Begin DOCUMENT SEGMENT

Fueling the Rocket for 500 deploys per Week

Published in

Pipedrive R&D Blog

7 min readFeb 3, 2020

*Written by George Javakhidze & Jevgeni Demidov

Intro

Pipedrive provides SaaS CRM software for 90k+ companies around the world. On average, we deploy up to 350 times per day, which includes about 50 deployments to production environments located in 3 different regions. Our developers modify up to 1/3 of our features every week.

Considering our velocity, we need to be flexible enough to be able to deploy and rollback very fast in an automated mode without worrying about being down.

Want to know how we manage this? Continue reading below:

Pipedrive tech stack in a nutshell

Some key characteristics of our architecture:

We use microservices architectural pattern. Our codebase is split across 600+ repositories, while our product consists of 300+ services.
Our services are fully containerized. Only stateful services are run outside of containers.
We rely heavily on Docker to build and ship our services. We use docker images everywhere, starting from the developer’s local machines until our production environment.

As for our CI / CD stack, we use GitHub as SCM and Jenkins (yes, still using it in 2020) as a CI / CD tool. We use codeship to run commit checks.

We have two in-house solutions for powering our CI / CD — a deployment orchestrator called Rakett (Rocket in Estonian) and a custom framework for running pipelines inside Jenkins. It’s fair to say that we use Jenkins more like a job orchestrator engine, rather than a full-blown CI / CD tool.

How do we deploy at Pipedrive?

Code delivery process is the same across all teams in Pipedrive:

Developers make code changes on their machines, changes are committed and pushed to GitHub, and each commit is validated by executing unit tests and verifying code style.

Once the change is ready, the development branch is deployed to an isolated on-demand sandbox environment and all integration tests are executed there.

Finally, developers deploy their changes to production by adding a label to open a Pull request on GitHub. Once the label is attached, our deployment orchestrator (Rakett) takes over.

Rakett builds a docker image, deploys it to our test environment, and executes tests to validate it. Once the image is validated, Rakett merges the PR and proceeds to deploy the image to our production environment.

The whole chain from untested changes to the working code being in production requires two clicks and takes up to 15 minutes on average.

Key Principles

The key to our deployment experience relies on a set of organization principles that we follow. These principles are the foundation of our engineering culture:

Infrastructure and DevOps Tooling Engineers provide various solutions to Developers. Infrastructure engineers are responsible for the low level of the platform, wherever DevOps Tooling engineers work on a higher level.
Both of those teams act as service providers, wherever the developers are the users.
Our services are fully owned by the developer teams, including their deployment and operational aspect.
Developers are responsible for testing and deploying their changes.
Each team in Pipedrive is responsible for maintaining and operating their services.

End DOCUMENT SEGMENT
Begin MATERIAL PROVIDED

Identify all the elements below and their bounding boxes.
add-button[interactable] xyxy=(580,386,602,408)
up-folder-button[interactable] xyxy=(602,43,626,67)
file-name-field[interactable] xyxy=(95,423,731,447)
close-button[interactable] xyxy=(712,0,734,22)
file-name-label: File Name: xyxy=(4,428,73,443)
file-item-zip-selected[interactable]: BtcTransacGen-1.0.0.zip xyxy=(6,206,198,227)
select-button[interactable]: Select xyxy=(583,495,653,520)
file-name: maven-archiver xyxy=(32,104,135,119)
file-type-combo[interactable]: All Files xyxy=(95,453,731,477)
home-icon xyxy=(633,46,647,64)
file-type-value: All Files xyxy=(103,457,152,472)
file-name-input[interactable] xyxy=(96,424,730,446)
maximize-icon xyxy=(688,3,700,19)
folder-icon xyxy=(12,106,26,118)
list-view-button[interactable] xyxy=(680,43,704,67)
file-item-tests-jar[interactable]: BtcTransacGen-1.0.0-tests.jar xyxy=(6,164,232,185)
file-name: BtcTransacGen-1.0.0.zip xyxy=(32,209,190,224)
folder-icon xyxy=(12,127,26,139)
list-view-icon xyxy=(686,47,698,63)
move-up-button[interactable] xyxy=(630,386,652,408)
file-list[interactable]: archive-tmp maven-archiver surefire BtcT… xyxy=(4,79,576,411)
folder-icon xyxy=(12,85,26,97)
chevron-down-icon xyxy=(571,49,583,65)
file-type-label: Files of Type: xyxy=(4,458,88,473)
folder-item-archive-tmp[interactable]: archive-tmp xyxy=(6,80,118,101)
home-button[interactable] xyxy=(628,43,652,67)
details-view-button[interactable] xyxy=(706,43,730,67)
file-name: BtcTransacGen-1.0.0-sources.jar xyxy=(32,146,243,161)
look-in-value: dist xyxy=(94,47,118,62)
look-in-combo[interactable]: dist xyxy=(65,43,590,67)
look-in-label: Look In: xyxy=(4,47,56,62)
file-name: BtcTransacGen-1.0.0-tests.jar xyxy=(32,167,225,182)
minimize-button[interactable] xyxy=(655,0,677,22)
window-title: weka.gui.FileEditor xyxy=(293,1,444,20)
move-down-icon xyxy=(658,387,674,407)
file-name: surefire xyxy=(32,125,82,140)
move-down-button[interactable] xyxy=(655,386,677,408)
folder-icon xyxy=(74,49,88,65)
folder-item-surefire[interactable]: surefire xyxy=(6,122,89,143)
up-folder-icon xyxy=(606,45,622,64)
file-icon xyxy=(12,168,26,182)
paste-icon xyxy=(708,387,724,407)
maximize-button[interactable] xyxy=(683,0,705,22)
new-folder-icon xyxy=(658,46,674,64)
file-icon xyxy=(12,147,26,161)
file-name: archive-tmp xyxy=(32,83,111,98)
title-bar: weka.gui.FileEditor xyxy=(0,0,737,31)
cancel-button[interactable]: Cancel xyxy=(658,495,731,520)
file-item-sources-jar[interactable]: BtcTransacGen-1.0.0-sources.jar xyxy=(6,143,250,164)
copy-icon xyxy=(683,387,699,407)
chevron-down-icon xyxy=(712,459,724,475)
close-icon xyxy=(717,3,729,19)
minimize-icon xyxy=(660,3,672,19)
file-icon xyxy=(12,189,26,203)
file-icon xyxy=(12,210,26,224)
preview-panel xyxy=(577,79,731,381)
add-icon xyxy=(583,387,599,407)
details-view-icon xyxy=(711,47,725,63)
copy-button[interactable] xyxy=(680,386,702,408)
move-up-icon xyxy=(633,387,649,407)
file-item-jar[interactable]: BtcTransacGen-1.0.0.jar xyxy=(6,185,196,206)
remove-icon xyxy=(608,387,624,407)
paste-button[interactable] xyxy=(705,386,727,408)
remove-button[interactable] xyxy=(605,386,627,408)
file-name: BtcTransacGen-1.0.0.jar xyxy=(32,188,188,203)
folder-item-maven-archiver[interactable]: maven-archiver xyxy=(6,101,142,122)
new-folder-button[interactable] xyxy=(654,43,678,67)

End MATERIAL PROVIDED

# REQUEST A:
Could you reproduce, word for word, the part of the Pipedrive deployment article that begins at the words "We rely heavily" and stops after "full-blown CI / CD tool."?
# REQUEST B:
Can you turn the paragraph of the Pipedrive deployment article beginning "We have two in-house solutions" into a short list that keeps its main facts?
The records have no connection to the Pipedrive deployment article.

# CORRECT RESPONSE A:
We rely heavily on Docker to build and ship our services. We use docker images everywhere, starting from the developer’s local machines until our production environment.

As for our CI / CD stack, we use GitHub as SCM and Jenkins (yes, still using it in 2020) as a CI / CD tool. We use codeship to run commit checks.

We have two in-house solutions for powering our CI / CD — a deployment orchestrator called Rakett (Rocket in Estonian) and a custom framework for running pipelines inside Jenkins. It’s fair to say that we use Jenkins more like a job orchestrator engine, rather than a full-blown CI / CD tool.

# CORRECT RESPONSE B:
- Two in-house solutions power the CI / CD:
  - Rakett ("Rocket" in Estonian), a deployment orchestrator
  - A custom framework for running pipelines inside Jenkins
- Jenkins is used more as a job orchestrator engine than as a full-blown CI / CD tool.